- _Supplied data_:
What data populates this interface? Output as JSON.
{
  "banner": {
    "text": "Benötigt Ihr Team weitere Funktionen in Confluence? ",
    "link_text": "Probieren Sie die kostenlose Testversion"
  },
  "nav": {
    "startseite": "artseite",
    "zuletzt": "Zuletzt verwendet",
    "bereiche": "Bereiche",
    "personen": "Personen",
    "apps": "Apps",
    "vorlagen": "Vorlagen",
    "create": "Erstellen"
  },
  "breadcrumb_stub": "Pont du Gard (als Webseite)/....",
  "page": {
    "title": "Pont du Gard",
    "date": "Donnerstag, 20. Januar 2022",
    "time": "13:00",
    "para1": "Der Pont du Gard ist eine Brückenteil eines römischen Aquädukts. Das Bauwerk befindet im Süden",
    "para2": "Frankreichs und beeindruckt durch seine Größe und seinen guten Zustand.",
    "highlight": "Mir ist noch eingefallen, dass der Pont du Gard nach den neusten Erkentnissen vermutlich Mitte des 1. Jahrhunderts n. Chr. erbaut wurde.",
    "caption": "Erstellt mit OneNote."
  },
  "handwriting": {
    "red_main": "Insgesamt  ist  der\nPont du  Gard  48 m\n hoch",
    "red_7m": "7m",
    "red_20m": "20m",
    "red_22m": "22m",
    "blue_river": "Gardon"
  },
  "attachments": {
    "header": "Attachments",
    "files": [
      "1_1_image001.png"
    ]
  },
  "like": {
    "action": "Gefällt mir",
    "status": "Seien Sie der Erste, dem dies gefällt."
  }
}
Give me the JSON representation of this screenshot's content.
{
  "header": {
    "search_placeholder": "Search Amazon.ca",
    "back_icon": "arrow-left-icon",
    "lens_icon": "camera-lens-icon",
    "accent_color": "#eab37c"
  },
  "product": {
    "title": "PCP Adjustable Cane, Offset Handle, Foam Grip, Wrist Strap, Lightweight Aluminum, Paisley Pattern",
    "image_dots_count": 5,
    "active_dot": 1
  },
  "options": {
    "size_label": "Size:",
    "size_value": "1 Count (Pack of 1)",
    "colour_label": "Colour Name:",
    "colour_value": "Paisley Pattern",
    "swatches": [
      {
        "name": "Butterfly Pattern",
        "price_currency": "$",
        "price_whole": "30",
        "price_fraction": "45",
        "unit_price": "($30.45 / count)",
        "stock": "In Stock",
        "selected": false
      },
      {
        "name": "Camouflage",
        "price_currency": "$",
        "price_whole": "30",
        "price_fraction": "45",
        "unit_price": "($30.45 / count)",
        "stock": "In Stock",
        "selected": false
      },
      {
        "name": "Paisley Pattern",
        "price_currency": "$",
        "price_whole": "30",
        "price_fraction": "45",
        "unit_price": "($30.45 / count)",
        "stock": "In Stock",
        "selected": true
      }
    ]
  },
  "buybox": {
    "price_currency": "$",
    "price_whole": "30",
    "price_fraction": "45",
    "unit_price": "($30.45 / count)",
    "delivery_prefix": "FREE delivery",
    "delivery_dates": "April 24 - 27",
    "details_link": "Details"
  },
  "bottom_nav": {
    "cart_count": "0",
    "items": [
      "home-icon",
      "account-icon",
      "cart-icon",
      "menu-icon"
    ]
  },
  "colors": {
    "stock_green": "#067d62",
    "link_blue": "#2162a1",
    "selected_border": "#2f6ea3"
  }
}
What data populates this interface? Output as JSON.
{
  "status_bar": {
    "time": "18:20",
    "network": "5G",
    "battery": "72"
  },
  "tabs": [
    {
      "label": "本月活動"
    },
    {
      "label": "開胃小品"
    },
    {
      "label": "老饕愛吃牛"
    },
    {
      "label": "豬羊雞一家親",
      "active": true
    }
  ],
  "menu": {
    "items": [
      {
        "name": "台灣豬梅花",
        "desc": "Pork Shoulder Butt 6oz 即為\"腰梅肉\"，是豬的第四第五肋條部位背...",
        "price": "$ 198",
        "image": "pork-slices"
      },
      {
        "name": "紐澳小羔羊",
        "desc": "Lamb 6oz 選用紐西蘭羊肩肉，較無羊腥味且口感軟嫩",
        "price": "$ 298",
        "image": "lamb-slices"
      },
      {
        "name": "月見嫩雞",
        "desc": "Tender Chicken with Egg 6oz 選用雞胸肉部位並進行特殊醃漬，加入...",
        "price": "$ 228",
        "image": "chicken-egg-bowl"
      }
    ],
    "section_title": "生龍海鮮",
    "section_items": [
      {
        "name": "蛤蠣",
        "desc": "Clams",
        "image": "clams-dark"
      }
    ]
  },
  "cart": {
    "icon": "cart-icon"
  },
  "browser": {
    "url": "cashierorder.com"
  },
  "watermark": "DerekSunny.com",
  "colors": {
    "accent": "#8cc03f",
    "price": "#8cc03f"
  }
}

- _Job_: Return the material in full, exactly as shown.

- _Exercise output_:
What data populates this interface? Output as JSON.
{
  "banner": {
    "text": "Benötigt Ihr Team weitere Funktionen in Confluence? ",
    "link_text": "Probieren Sie die kostenlose Testversion"
  },
  "nav": {
    "startseite": "artseite",
    "zuletzt": "Zuletzt verwendet",
    "bereiche": "Bereiche",
    "personen": "Personen",
    "apps": "Apps",
    "vorlagen": "Vorlagen",
    "create": "Erstellen"
  },
  "breadcrumb_stub": "Pont du Gard (als Webseite)/....",
  "page": {
    "title": "Pont du Gard",
    "date": "Donnerstag, 20. Januar 2022",
    "time": "13:00",
    "para1": "Der Pont du Gard ist eine Brückenteil eines römischen Aquädukts. Das Bauwerk befindet im Süden",
    "para2": "Frankreichs und beeindruckt durch seine Größe und seinen guten Zustand.",
    "highlight": "Mir ist noch eingefallen, dass der Pont du Gard nach den neusten Erkentnissen vermutlich Mitte des 1. Jahrhunderts n. Chr. erbaut wurde.",
    "caption": "Erstellt mit OneNote."
  },
  "handwriting": {
    "red_main": "Insgesamt  ist  der\nPont du  Gard  48 m\n hoch",
    "red_7m": "7m",
    "red_20m": "20m",
    "red_22m": "22m",
    "blue_river": "Gardon"
  },
  "attachments": {
    "header": "Attachments",
    "files": [
      "1_1_image001.png"
    ]
  },
  "like": {
    "action": "Gefällt mir",
    "status": "Seien Sie der Erste, dem dies gefällt."
  }
}
Give me the JSON representation of this screenshot's content.
{
  "header": {
    "search_placeholder": "Search Amazon.ca",
    "back_icon": "arrow-left-icon",
    "lens_icon": "camera-lens-icon",
    "accent_color": "#eab37c"
  },
  "product": {
    "title": "PCP Adjustable Cane, Offset Handle, Foam Grip, Wrist Strap, Lightweight Aluminum, Paisley Pattern",
    "image_dots_count": 5,
    "active_dot": 1
  },
  "options": {
    "size_label": "Size:",
    "size_value": "1 Count (Pack of 1)",
    "colour_label": "Colour Name:",
    "colour_value": "Paisley Pattern",
    "swatches": [
      {
        "name": "Butterfly Pattern",
        "price_currency": "$",
        "price_whole": "30",
        "price_fraction": "45",
        "unit_price": "($30.45 / count)",
        "stock": "In Stock",
        "selected": false
      },
      {
        "name": "Camouflage",
        "price_currency": "$",
        "price_whole": "30",
        "price_fraction": "45",
        "unit_price": "($30.45 / count)",
        "stock": "In Stock",
        "selected": false
      },
      {
        "name": "Paisley Pattern",
        "price_currency": "$",
        "price_whole": "30",
        "price_fraction": "45",
        "unit_price": "($30.45 / count)",
        "stock": "In Stock",
        "selected": true
      }
    ]
  },
  "buybox": {
    "price_currency": "$",
    "price_whole": "30",
    "price_fraction": "45",
    "unit_price": "($30.45 / count)",
    "delivery_prefix": "FREE delivery",
    "delivery_dates": "April 24 - 27",
    "details_link": "Details"
  },
  "bottom_nav": {
    "cart_count": "0",
    "items": [
      "home-icon",
      "account-icon",
      "cart-icon",
      "menu-icon"
    ]
  },
  "colors": {
    "stock_green": "#067d62",
    "link_blue": "#2162a1",
    "selected_border": "#2f6ea3"
  }
}
What data populates this interface? Output as JSON.
{
  "status_bar": {
    "time": "18:20",
    "network": "5G",
    "battery": "72"
  },
  "tabs": [
    {
      "label": "本月活動"
    },
    {
      "label": "開胃小品"
    },
    {
      "label": "老饕愛吃牛"
    },
    {
      "label": "豬羊雞一家親",
      "active": true
    }
  ],
  "menu": {
    "items": [
      {
        "name": "台灣豬梅花",
        "desc": "Pork Shoulder Butt 6oz 即為\"腰梅肉\"，是豬的第四第五肋條部位背...",
        "price": "$ 198",
        "image": "pork-slices"
      },
      {
        "name": "紐澳小羔羊",
        "desc": "Lamb 6oz 選用紐西蘭羊肩肉，較無羊腥味且口感軟嫩",
        "price": "$ 298",
        "image": "lamb-slices"
      },
      {
        "name": "月見嫩雞",
        "desc": "Tender Chicken with Egg 6oz 選用雞胸肉部位並進行特殊醃漬，加入...",
        "price": "$ 228",
        "image": "chicken-egg-bowl"
      }
    ],
    "section_title": "生龍海鮮",
    "section_items": [
      {
        "name": "蛤蠣",
        "desc": "Clams",
        "image": "clams-dark"
      }
    ]
  },
  "cart": {
    "icon": "cart-icon"
  },
  "browser": {
    "url": "cashierorder.com"
  },
  "watermark": "DerekSunny.com",
  "colors": {
    "accent": "#8cc03f",
    "price": "#8cc03f"
  }
}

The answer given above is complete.